[What is required]
Examine the material below. Gather every line in which the string "depth" appears.
++++ Input data
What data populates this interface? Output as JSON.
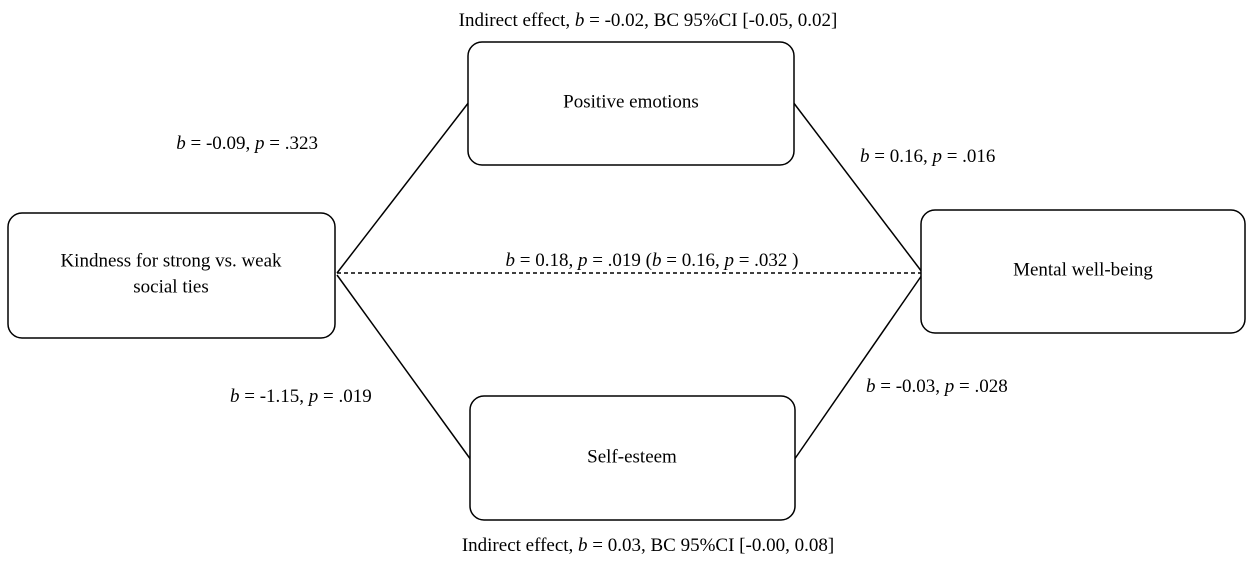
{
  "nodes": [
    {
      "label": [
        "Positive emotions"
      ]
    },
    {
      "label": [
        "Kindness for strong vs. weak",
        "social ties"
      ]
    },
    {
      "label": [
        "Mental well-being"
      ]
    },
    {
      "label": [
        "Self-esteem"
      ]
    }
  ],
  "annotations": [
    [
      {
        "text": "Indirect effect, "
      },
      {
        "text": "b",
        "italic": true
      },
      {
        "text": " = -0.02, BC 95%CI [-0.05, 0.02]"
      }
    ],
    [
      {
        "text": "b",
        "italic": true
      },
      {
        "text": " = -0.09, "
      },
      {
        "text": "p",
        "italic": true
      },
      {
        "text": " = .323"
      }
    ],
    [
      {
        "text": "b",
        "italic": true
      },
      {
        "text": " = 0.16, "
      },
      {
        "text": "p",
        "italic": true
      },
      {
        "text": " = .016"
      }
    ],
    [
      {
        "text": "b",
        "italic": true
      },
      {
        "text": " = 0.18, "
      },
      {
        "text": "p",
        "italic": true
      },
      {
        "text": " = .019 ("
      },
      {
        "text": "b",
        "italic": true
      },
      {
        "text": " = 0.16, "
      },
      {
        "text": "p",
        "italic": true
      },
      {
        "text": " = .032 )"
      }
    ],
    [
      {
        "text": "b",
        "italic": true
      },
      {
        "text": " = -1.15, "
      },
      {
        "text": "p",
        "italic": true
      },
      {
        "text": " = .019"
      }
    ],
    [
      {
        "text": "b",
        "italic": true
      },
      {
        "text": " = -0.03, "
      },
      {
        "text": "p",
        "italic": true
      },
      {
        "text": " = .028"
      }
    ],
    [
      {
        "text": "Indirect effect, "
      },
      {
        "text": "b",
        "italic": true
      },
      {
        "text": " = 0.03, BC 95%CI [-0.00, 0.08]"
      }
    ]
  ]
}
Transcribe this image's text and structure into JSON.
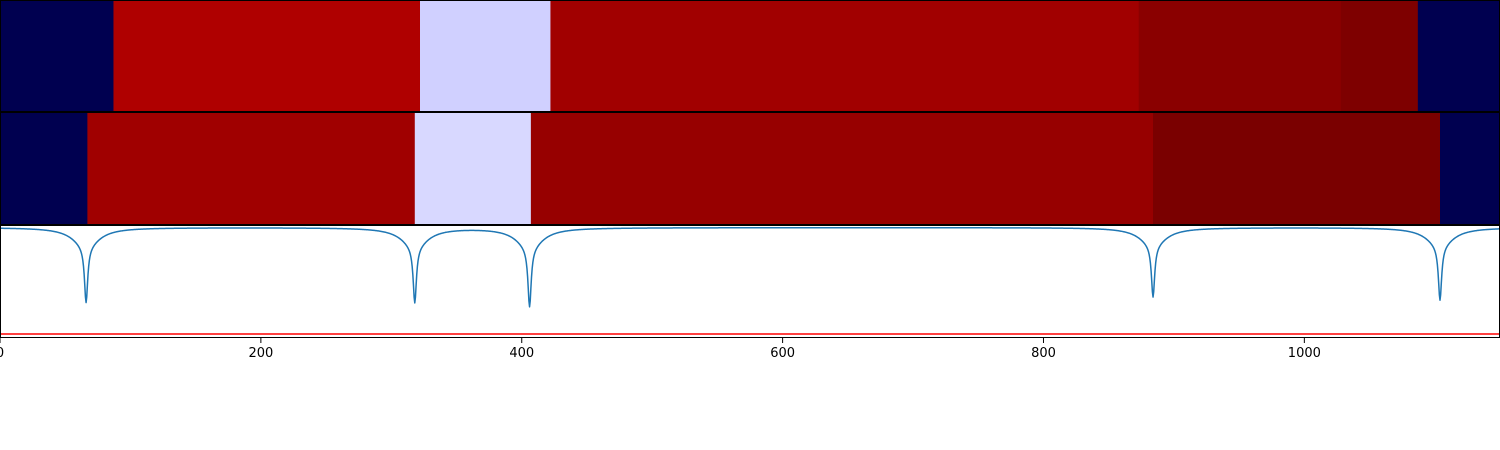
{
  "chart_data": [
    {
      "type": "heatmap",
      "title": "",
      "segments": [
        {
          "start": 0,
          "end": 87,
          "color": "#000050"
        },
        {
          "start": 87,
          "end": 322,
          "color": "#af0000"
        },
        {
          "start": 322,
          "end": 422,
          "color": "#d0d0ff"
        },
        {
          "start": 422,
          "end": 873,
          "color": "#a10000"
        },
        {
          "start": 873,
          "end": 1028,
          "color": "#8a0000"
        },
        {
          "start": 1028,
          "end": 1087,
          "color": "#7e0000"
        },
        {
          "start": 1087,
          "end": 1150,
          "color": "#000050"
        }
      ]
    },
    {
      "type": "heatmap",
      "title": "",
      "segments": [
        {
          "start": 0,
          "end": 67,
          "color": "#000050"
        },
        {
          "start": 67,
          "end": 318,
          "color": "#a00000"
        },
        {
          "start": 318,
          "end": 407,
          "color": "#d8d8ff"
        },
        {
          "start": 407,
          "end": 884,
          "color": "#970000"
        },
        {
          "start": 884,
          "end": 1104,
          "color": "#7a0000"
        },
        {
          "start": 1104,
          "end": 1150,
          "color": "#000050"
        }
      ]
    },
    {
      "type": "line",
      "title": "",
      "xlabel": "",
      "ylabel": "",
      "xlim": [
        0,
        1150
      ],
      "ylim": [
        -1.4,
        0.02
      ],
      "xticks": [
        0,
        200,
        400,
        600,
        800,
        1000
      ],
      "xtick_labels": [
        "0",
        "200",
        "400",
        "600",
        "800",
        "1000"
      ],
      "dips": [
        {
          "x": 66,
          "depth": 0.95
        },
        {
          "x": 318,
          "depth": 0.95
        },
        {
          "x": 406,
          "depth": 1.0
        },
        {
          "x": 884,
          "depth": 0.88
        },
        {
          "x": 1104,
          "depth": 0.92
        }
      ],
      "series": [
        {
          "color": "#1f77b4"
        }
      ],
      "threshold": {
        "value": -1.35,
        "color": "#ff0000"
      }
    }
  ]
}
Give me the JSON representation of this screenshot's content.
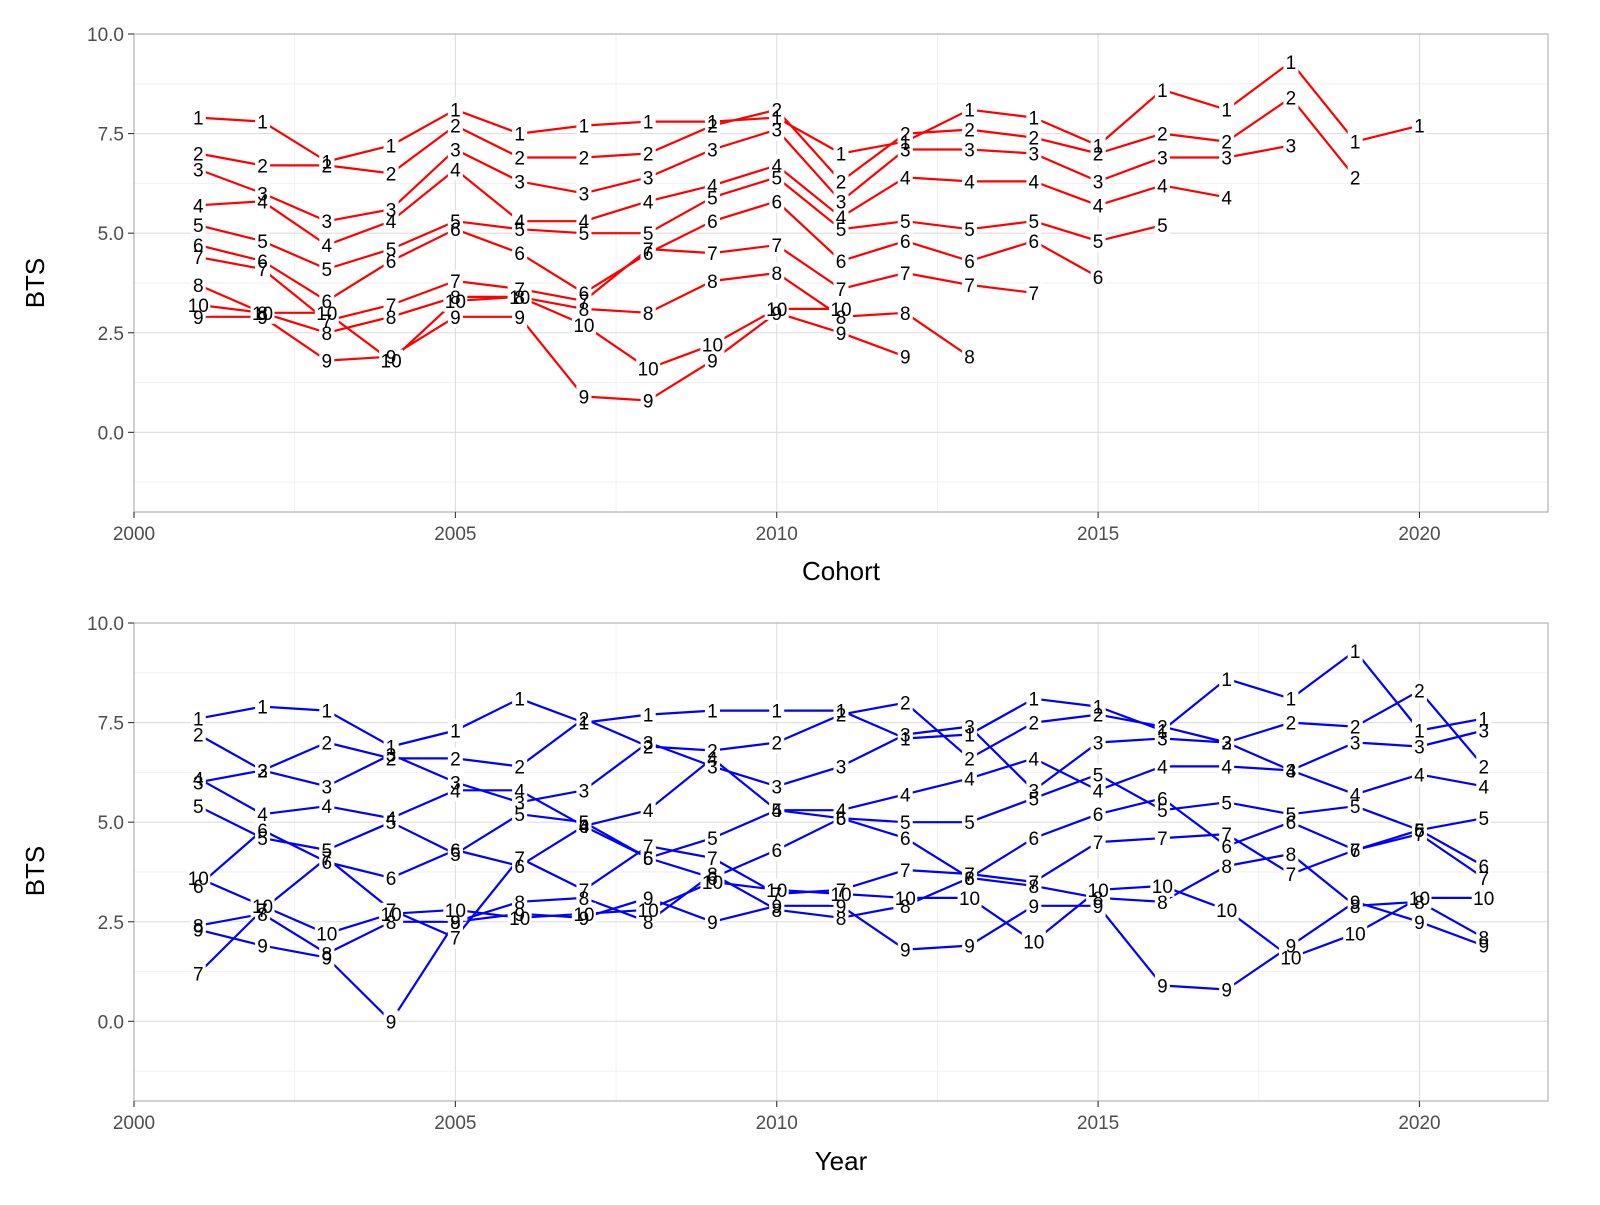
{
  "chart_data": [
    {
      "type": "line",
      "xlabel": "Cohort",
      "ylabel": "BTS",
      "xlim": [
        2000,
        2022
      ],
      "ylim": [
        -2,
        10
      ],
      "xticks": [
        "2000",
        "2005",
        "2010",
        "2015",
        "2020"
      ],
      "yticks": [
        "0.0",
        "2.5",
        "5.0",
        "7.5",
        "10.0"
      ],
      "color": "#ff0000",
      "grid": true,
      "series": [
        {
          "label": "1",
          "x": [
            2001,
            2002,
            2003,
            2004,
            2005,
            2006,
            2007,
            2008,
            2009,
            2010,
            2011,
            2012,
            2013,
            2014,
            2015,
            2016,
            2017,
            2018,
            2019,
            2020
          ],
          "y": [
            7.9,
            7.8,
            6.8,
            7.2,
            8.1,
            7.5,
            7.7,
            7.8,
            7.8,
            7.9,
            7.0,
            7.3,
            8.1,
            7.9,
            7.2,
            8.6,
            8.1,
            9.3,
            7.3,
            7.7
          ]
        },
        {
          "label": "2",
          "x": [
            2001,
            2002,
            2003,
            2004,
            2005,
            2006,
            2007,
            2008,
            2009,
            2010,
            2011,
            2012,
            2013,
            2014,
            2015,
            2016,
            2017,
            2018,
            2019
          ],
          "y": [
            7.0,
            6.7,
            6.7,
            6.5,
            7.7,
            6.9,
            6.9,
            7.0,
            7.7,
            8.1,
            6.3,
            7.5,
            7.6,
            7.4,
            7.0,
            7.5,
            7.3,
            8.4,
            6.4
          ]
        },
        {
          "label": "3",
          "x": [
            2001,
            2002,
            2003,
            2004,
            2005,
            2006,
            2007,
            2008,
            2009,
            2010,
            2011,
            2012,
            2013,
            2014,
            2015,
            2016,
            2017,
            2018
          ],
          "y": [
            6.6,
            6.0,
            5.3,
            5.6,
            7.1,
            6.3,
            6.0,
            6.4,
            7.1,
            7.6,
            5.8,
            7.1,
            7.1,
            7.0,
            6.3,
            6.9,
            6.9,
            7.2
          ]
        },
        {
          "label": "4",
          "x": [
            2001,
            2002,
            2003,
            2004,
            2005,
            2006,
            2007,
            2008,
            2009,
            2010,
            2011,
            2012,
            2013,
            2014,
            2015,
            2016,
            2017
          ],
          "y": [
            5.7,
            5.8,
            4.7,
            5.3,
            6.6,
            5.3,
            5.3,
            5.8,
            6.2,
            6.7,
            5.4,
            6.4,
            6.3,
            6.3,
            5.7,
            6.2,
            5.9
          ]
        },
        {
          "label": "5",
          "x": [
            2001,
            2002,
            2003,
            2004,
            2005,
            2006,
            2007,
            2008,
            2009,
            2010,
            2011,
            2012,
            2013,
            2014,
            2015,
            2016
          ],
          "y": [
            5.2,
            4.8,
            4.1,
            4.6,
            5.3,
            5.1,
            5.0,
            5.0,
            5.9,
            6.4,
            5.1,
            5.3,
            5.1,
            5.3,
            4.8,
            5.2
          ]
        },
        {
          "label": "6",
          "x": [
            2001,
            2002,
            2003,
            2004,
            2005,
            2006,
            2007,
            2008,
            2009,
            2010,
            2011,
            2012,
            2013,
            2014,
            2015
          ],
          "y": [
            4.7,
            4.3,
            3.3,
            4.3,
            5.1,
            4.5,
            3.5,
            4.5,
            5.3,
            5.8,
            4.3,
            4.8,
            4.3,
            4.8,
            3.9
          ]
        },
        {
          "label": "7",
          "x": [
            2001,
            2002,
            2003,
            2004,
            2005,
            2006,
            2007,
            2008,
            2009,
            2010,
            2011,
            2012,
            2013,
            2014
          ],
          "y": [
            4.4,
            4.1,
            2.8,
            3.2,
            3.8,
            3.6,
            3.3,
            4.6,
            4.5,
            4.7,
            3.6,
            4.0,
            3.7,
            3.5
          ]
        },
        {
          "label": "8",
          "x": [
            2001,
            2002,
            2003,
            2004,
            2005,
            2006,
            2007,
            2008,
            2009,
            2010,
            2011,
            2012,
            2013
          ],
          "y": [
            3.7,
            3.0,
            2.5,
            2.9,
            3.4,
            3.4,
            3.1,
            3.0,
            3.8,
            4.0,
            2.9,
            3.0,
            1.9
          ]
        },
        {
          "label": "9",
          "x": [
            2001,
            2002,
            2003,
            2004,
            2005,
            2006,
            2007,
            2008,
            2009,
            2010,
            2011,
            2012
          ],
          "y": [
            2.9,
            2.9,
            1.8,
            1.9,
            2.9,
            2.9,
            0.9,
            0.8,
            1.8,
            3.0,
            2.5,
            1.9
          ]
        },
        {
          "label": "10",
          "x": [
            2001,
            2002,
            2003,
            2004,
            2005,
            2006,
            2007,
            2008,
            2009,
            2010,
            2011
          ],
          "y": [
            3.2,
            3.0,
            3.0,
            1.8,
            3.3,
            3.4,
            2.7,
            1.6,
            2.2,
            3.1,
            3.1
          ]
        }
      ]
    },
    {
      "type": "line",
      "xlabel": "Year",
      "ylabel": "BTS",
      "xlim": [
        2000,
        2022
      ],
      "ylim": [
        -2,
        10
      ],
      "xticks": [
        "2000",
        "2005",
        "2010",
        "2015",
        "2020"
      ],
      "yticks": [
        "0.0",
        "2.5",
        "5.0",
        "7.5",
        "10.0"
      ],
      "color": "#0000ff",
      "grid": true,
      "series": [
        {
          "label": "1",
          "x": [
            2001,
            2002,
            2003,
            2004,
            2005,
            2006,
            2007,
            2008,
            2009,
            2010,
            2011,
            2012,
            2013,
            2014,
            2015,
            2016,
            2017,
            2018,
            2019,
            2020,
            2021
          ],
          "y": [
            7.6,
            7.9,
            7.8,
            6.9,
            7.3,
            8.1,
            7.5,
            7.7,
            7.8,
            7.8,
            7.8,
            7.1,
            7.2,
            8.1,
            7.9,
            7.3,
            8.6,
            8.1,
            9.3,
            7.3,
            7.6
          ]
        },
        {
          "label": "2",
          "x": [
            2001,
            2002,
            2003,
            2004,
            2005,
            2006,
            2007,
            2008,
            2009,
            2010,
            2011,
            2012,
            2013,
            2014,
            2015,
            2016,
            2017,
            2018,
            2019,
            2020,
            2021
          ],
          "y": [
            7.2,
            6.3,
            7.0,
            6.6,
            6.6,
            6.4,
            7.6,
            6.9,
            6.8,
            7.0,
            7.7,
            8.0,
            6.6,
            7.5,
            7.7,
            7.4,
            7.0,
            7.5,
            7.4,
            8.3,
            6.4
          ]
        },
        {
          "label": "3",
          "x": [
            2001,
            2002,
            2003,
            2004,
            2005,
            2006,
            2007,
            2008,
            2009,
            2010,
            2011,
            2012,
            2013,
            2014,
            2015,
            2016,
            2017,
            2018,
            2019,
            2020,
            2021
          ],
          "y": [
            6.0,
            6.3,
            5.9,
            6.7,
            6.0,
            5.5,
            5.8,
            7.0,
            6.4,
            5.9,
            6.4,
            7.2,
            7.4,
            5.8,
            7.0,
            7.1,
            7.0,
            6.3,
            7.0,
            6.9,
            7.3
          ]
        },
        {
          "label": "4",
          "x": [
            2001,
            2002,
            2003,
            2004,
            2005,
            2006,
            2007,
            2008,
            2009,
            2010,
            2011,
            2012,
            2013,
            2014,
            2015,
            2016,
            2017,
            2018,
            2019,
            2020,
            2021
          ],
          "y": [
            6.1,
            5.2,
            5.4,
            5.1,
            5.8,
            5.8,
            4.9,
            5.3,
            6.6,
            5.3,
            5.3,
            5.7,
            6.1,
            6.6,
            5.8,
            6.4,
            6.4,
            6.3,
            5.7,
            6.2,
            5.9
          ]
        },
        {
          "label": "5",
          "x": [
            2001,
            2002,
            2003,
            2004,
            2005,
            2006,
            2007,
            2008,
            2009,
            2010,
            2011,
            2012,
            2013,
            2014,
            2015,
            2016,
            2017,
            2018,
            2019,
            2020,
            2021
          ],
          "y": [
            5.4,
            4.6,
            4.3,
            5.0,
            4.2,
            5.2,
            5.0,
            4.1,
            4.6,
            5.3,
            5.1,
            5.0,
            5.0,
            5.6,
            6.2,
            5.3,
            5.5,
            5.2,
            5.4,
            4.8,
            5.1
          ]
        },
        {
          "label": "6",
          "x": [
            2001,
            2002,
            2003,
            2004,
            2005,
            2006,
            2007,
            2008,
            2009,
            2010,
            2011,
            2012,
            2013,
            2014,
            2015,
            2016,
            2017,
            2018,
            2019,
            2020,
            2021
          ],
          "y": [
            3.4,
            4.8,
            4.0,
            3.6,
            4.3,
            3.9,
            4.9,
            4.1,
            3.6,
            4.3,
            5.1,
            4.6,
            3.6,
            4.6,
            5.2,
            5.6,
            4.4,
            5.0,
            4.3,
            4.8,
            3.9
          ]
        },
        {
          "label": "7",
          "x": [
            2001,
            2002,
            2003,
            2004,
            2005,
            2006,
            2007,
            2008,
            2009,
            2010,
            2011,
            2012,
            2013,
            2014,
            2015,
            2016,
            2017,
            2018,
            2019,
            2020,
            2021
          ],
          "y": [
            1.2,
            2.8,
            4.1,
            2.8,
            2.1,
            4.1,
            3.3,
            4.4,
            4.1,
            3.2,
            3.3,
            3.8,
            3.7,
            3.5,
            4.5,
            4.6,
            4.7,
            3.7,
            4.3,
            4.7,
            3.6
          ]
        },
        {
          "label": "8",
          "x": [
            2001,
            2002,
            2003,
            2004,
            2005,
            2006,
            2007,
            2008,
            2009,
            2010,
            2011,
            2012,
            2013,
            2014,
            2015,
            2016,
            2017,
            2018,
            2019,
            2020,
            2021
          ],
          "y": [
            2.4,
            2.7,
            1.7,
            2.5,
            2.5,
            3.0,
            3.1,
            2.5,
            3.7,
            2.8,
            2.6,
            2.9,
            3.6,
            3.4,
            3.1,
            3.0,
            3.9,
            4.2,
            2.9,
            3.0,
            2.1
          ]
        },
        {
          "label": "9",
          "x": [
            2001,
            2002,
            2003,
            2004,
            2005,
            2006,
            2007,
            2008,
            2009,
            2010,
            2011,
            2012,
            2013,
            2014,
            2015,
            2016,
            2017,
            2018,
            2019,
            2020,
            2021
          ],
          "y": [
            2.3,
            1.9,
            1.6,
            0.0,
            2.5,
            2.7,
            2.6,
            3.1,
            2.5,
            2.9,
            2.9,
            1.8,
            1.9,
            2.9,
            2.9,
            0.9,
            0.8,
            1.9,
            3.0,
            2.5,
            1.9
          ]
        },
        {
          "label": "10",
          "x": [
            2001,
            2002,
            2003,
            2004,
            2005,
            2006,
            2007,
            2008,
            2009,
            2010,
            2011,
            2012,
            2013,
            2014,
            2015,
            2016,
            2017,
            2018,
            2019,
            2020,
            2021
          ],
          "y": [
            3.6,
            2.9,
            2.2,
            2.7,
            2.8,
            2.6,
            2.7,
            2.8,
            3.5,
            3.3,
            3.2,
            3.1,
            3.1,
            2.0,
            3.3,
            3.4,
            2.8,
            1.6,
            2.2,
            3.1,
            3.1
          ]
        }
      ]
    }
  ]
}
++++++++
[Answer below]
          "depth": 0.95
          "depth": 0.95
          "depth": 1.0
          "depth": 0.88
          "depth": 0.92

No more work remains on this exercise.